» **Aim of the exercise**: The records that follow must be reproduced in full, exactly as written.

» **Available data**:

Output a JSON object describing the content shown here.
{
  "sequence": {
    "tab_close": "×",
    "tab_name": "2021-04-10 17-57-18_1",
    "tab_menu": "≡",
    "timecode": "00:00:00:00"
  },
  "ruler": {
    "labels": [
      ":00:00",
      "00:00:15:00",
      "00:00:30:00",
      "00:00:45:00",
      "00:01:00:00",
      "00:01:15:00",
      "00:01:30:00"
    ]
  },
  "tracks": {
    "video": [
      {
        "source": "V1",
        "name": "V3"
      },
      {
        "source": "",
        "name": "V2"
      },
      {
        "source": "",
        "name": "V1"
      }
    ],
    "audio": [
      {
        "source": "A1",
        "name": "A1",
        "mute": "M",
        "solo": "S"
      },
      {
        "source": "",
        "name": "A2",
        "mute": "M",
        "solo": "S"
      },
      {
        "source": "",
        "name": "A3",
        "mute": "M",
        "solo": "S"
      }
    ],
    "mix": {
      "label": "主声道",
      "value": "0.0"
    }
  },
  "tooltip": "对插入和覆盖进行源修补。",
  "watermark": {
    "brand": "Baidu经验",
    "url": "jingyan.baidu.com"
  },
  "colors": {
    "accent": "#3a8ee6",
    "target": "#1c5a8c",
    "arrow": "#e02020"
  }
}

» **Solution for this exercise**:
Output a JSON object describing the content shown here.
{
  "sequence": {
    "tab_close": "×",
    "tab_name": "2021-04-10 17-57-18_1",
    "tab_menu": "≡",
    "timecode": "00:00:00:00"
  },
  "ruler": {
    "labels": [
      ":00:00",
      "00:00:15:00",
      "00:00:30:00",
      "00:00:45:00",
      "00:01:00:00",
      "00:01:15:00",
      "00:01:30:00"
    ]
  },
  "tracks": {
    "video": [
      {
        "source": "V1",
        "name": "V3"
      },
      {
        "source": "",
        "name": "V2"
      },
      {
        "source": "",
        "name": "V1"
      }
    ],
    "audio": [
      {
        "source": "A1",
        "name": "A1",
        "mute": "M",
        "solo": "S"
      },
      {
        "source": "",
        "name": "A2",
        "mute": "M",
        "solo": "S"
      },
      {
        "source": "",
        "name": "A3",
        "mute": "M",
        "solo": "S"
      }
    ],
    "mix": {
      "label": "主声道",
      "value": "0.0"
    }
  },
  "tooltip": "对插入和覆盖进行源修补。",
  "watermark": {
    "brand": "Baidu经验",
    "url": "jingyan.baidu.com"
  },
  "colors": {
    "accent": "#3a8ee6",
    "target": "#1c5a8c",
    "arrow": "#e02020"
  }
}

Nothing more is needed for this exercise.